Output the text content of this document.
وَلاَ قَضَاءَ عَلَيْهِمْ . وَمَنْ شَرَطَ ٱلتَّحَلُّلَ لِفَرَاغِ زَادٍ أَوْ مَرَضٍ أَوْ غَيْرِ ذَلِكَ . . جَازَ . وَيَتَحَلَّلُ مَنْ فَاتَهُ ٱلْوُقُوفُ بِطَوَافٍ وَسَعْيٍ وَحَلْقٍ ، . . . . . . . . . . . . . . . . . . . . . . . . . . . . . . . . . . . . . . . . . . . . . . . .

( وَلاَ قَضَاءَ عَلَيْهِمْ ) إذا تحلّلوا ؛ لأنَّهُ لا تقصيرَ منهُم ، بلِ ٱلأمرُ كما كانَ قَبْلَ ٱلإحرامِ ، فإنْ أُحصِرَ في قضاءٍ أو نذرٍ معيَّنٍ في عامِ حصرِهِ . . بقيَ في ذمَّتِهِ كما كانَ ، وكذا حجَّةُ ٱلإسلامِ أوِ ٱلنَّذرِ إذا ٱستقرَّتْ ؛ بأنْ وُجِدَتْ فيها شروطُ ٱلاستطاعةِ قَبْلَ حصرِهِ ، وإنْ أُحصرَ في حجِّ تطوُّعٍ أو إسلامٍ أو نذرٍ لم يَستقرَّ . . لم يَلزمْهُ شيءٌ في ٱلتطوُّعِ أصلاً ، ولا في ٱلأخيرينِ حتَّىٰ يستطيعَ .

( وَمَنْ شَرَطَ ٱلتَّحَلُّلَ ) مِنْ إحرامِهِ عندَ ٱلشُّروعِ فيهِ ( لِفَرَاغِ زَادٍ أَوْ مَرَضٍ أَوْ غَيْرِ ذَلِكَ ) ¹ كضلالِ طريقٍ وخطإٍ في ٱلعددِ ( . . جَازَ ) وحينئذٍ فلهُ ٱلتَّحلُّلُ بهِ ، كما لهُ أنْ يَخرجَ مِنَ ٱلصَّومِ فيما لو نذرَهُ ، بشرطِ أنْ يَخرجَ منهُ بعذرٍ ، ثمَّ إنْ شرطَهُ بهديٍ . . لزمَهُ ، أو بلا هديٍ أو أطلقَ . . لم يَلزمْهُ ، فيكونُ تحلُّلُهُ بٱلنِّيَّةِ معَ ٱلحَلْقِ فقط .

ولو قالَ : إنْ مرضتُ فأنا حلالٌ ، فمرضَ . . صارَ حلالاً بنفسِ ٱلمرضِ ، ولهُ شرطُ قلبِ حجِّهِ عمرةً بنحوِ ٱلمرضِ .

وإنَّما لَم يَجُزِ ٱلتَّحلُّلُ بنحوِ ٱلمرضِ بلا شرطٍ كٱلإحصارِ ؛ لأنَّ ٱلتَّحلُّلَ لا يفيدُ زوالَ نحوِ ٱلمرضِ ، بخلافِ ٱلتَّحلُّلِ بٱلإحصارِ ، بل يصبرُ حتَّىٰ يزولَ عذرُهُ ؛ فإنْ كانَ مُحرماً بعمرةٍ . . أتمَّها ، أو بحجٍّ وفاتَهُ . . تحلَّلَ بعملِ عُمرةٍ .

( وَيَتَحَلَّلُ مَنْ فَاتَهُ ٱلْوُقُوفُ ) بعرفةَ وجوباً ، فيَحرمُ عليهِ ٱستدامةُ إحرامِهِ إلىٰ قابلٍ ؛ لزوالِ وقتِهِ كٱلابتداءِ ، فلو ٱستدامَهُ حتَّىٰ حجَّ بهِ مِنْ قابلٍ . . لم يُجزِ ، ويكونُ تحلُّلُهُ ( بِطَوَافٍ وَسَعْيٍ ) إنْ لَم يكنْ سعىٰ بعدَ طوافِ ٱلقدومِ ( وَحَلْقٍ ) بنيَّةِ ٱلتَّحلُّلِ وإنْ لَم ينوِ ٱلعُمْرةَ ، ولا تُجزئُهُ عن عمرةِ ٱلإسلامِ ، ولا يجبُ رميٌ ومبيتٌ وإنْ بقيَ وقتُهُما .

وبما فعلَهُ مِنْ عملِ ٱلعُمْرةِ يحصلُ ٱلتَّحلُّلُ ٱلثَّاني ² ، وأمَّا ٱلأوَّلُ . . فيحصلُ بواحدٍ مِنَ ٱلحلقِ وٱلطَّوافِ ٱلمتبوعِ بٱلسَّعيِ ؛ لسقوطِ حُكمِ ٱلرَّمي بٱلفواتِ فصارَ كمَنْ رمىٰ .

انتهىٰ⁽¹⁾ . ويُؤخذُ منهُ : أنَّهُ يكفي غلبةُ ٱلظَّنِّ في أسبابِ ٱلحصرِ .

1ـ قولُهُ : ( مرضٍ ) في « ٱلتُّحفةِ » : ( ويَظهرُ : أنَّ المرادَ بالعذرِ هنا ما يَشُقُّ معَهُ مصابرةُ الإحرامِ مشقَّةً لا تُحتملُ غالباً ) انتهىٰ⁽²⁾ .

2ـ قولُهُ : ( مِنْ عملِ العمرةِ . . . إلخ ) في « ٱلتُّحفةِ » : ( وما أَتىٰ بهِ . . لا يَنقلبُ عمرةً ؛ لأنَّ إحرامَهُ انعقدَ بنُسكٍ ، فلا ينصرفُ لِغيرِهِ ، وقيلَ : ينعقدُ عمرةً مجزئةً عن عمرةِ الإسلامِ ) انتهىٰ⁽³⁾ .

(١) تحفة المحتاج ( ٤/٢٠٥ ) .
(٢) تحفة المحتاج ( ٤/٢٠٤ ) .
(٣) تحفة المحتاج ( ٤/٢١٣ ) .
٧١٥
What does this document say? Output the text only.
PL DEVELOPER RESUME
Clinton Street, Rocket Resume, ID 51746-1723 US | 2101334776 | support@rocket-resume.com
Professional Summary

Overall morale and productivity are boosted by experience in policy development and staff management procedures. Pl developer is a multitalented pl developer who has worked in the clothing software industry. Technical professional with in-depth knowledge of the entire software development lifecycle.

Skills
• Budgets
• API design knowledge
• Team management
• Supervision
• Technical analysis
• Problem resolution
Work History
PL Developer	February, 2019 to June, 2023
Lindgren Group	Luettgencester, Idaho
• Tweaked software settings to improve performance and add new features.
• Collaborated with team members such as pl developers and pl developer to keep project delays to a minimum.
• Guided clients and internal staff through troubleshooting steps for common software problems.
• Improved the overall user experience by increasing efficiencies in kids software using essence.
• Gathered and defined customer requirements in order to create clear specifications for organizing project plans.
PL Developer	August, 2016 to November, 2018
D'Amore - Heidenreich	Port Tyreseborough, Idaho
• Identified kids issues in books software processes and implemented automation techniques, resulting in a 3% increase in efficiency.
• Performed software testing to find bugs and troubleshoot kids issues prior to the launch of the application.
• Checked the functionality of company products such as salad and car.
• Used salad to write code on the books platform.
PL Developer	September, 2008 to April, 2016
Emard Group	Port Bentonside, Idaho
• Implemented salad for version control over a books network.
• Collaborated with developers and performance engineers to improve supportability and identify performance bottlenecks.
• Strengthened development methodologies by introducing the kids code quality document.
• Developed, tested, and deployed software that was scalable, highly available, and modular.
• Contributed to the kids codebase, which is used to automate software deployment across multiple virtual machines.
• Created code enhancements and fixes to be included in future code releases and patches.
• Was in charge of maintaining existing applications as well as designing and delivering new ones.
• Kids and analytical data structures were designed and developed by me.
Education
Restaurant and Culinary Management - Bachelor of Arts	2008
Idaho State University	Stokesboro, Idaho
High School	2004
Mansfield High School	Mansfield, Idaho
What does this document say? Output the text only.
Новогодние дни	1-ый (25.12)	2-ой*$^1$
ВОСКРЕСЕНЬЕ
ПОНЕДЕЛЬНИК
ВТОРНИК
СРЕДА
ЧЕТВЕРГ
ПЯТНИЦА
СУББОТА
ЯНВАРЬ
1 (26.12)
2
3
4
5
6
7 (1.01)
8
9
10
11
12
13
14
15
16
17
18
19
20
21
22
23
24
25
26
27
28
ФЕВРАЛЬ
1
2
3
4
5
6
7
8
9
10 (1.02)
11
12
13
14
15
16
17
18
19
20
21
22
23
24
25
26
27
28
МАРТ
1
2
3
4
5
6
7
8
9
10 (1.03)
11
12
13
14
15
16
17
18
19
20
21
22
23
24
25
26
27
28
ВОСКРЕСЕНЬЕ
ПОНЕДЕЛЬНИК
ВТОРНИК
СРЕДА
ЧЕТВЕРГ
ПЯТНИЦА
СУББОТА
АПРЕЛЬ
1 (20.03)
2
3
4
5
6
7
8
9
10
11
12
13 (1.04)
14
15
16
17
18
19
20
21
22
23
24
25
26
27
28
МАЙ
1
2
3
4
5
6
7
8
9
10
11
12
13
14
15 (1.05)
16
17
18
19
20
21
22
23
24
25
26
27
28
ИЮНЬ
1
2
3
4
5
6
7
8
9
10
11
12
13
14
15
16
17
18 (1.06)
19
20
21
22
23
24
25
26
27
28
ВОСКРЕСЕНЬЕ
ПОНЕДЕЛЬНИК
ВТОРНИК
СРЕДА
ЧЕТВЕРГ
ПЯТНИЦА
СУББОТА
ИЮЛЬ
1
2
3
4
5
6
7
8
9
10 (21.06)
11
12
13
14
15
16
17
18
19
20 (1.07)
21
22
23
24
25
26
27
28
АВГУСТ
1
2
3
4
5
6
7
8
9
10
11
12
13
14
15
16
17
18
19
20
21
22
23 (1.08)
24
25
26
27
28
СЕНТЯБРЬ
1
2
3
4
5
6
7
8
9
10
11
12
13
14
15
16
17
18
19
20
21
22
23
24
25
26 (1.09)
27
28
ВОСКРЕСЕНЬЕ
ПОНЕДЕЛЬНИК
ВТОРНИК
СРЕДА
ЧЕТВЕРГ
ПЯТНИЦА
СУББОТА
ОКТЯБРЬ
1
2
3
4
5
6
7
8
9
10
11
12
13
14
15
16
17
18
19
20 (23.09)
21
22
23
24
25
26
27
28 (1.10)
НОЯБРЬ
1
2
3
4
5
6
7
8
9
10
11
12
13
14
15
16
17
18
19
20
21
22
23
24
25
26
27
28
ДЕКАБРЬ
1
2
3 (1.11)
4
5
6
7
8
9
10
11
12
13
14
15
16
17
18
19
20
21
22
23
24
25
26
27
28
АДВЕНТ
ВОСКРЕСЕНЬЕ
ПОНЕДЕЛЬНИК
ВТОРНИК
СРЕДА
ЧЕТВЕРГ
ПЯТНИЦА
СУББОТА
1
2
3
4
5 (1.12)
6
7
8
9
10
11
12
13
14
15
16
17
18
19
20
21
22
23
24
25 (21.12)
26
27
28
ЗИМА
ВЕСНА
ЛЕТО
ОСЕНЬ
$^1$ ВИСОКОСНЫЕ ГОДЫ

*Exercise description:*
Copy all lines from the material that include "books".

*Response below:*
• Identified kids issues in books software processes and implemented automation techniques, resulting in a 3% increase in efficiency.
• Used salad to write code on the books platform.
• Implemented salad for version control over a books network.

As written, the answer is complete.